GIVEN TASK:
Output every entry exactly as written.

DATA FOR THE TASK:
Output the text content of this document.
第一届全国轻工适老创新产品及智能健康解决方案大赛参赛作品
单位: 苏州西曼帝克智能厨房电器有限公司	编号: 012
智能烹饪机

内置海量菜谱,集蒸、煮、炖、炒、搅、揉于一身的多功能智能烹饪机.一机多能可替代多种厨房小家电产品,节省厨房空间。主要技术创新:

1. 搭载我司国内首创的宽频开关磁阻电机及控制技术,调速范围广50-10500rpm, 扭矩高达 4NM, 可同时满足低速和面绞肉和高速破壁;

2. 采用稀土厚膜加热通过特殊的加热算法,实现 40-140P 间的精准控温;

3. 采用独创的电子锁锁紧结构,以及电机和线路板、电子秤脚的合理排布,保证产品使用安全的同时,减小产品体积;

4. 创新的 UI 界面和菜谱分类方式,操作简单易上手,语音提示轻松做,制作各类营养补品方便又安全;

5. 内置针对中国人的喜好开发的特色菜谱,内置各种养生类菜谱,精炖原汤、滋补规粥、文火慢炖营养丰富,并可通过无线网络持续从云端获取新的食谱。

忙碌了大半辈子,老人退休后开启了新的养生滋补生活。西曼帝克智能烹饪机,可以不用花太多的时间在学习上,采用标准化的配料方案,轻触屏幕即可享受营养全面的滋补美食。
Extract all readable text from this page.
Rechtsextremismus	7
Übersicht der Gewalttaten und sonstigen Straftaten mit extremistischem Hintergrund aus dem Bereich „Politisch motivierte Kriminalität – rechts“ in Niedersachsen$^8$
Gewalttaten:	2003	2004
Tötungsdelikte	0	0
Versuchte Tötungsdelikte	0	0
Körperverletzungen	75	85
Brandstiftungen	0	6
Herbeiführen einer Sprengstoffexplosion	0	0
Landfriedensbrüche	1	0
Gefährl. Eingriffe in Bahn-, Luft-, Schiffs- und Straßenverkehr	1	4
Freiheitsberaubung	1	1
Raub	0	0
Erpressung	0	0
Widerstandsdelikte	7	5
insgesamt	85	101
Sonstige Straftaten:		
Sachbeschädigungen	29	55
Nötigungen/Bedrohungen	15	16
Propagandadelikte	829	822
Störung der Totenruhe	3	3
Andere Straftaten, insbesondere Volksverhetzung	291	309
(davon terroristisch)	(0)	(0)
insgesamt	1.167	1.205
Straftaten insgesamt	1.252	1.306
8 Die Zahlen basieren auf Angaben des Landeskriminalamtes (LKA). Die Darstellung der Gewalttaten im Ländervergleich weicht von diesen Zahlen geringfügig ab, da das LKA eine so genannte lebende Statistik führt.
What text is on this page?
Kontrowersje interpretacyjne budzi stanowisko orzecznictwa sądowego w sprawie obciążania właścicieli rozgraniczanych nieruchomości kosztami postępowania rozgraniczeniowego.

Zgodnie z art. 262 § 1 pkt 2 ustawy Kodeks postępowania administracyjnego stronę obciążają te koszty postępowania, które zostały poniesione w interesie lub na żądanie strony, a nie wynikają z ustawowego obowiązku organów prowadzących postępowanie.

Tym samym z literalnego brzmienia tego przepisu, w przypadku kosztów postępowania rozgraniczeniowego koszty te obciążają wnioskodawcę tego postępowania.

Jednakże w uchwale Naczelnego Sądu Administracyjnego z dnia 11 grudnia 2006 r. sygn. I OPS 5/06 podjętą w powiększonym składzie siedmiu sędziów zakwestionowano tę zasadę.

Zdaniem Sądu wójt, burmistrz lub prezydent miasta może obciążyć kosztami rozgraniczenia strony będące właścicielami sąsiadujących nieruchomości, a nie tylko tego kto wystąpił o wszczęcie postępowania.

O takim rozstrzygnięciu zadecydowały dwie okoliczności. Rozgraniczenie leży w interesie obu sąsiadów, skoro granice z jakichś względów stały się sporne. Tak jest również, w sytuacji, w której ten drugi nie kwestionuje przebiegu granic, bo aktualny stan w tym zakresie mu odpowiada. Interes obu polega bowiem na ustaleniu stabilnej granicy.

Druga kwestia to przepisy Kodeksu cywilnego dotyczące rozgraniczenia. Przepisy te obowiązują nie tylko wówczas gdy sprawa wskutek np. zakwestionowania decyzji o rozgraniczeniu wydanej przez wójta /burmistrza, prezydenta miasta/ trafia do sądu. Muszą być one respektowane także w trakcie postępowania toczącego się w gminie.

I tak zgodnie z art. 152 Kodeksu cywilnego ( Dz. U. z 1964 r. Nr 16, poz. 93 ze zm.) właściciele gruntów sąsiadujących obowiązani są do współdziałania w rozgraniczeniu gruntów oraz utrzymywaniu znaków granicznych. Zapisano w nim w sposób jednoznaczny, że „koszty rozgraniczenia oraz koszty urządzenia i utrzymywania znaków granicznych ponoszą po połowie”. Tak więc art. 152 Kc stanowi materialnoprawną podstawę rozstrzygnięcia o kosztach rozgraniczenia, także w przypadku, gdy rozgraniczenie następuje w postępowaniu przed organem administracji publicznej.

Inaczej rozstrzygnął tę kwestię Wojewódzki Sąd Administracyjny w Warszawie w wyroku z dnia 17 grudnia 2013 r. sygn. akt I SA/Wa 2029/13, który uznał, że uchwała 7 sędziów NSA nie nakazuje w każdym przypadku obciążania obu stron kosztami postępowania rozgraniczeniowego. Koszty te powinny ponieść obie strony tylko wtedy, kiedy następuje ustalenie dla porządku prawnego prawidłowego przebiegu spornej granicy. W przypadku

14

SOLUTION:
Output the text content of this document.
第一届全国轻工适老创新产品及智能健康解决方案大赛参赛作品
单位: 苏州西曼帝克智能厨房电器有限公司	编号: 012
智能烹饪机

内置海量菜谱,集蒸、煮、炖、炒、搅、揉于一身的多功能智能烹饪机.一机多能可替代多种厨房小家电产品,节省厨房空间。主要技术创新:

1. 搭载我司国内首创的宽频开关磁阻电机及控制技术,调速范围广50-10500rpm, 扭矩高达 4NM, 可同时满足低速和面绞肉和高速破壁;

2. 采用稀土厚膜加热通过特殊的加热算法,实现 40-140P 间的精准控温;

3. 采用独创的电子锁锁紧结构,以及电机和线路板、电子秤脚的合理排布,保证产品使用安全的同时,减小产品体积;

4. 创新的 UI 界面和菜谱分类方式,操作简单易上手,语音提示轻松做,制作各类营养补品方便又安全;

5. 内置针对中国人的喜好开发的特色菜谱,内置各种养生类菜谱,精炖原汤、滋补规粥、文火慢炖营养丰富,并可通过无线网络持续从云端获取新的食谱。

忙碌了大半辈子,老人退休后开启了新的养生滋补生活。西曼帝克智能烹饪机,可以不用花太多的时间在学习上,采用标准化的配料方案,轻触屏幕即可享受营养全面的滋补美食。
Extract all readable text from this page.
Rechtsextremismus	7
Übersicht der Gewalttaten und sonstigen Straftaten mit extremistischem Hintergrund aus dem Bereich „Politisch motivierte Kriminalität – rechts“ in Niedersachsen$^8$
Gewalttaten:	2003	2004
Tötungsdelikte	0	0
Versuchte Tötungsdelikte	0	0
Körperverletzungen	75	85
Brandstiftungen	0	6
Herbeiführen einer Sprengstoffexplosion	0	0
Landfriedensbrüche	1	0
Gefährl. Eingriffe in Bahn-, Luft-, Schiffs- und Straßenverkehr	1	4
Freiheitsberaubung	1	1
Raub	0	0
Erpressung	0	0
Widerstandsdelikte	7	5
insgesamt	85	101
Sonstige Straftaten:		
Sachbeschädigungen	29	55
Nötigungen/Bedrohungen	15	16
Propagandadelikte	829	822
Störung der Totenruhe	3	3
Andere Straftaten, insbesondere Volksverhetzung	291	309
(davon terroristisch)	(0)	(0)
insgesamt	1.167	1.205
Straftaten insgesamt	1.252	1.306
8 Die Zahlen basieren auf Angaben des Landeskriminalamtes (LKA). Die Darstellung der Gewalttaten im Ländervergleich weicht von diesen Zahlen geringfügig ab, da das LKA eine so genannte lebende Statistik führt.
What text is on this page?
Kontrowersje interpretacyjne budzi stanowisko orzecznictwa sądowego w sprawie obciążania właścicieli rozgraniczanych nieruchomości kosztami postępowania rozgraniczeniowego.

Zgodnie z art. 262 § 1 pkt 2 ustawy Kodeks postępowania administracyjnego stronę obciążają te koszty postępowania, które zostały poniesione w interesie lub na żądanie strony, a nie wynikają z ustawowego obowiązku organów prowadzących postępowanie.

Tym samym z literalnego brzmienia tego przepisu, w przypadku kosztów postępowania rozgraniczeniowego koszty te obciążają wnioskodawcę tego postępowania.

Jednakże w uchwale Naczelnego Sądu Administracyjnego z dnia 11 grudnia 2006 r. sygn. I OPS 5/06 podjętą w powiększonym składzie siedmiu sędziów zakwestionowano tę zasadę.

Zdaniem Sądu wójt, burmistrz lub prezydent miasta może obciążyć kosztami rozgraniczenia strony będące właścicielami sąsiadujących nieruchomości, a nie tylko tego kto wystąpił o wszczęcie postępowania.

O takim rozstrzygnięciu zadecydowały dwie okoliczności. Rozgraniczenie leży w interesie obu sąsiadów, skoro granice z jakichś względów stały się sporne. Tak jest również, w sytuacji, w której ten drugi nie kwestionuje przebiegu granic, bo aktualny stan w tym zakresie mu odpowiada. Interes obu polega bowiem na ustaleniu stabilnej granicy.

Druga kwestia to przepisy Kodeksu cywilnego dotyczące rozgraniczenia. Przepisy te obowiązują nie tylko wówczas gdy sprawa wskutek np. zakwestionowania decyzji o rozgraniczeniu wydanej przez wójta /burmistrza, prezydenta miasta/ trafia do sądu. Muszą być one respektowane także w trakcie postępowania toczącego się w gminie.

I tak zgodnie z art. 152 Kodeksu cywilnego ( Dz. U. z 1964 r. Nr 16, poz. 93 ze zm.) właściciele gruntów sąsiadujących obowiązani są do współdziałania w rozgraniczeniu gruntów oraz utrzymywaniu znaków granicznych. Zapisano w nim w sposób jednoznaczny, że „koszty rozgraniczenia oraz koszty urządzenia i utrzymywania znaków granicznych ponoszą po połowie”. Tak więc art. 152 Kc stanowi materialnoprawną podstawę rozstrzygnięcia o kosztach rozgraniczenia, także w przypadku, gdy rozgraniczenie następuje w postępowaniu przed organem administracji publicznej.

Inaczej rozstrzygnął tę kwestię Wojewódzki Sąd Administracyjny w Warszawie w wyroku z dnia 17 grudnia 2013 r. sygn. akt I SA/Wa 2029/13, który uznał, że uchwała 7 sędziów NSA nie nakazuje w każdym przypadku obciążania obu stron kosztami postępowania rozgraniczeniowego. Koszty te powinny ponieść obie strony tylko wtedy, kiedy następuje ustalenie dla porządku prawnego prawidłowego przebiegu spornej granicy. W przypadku

14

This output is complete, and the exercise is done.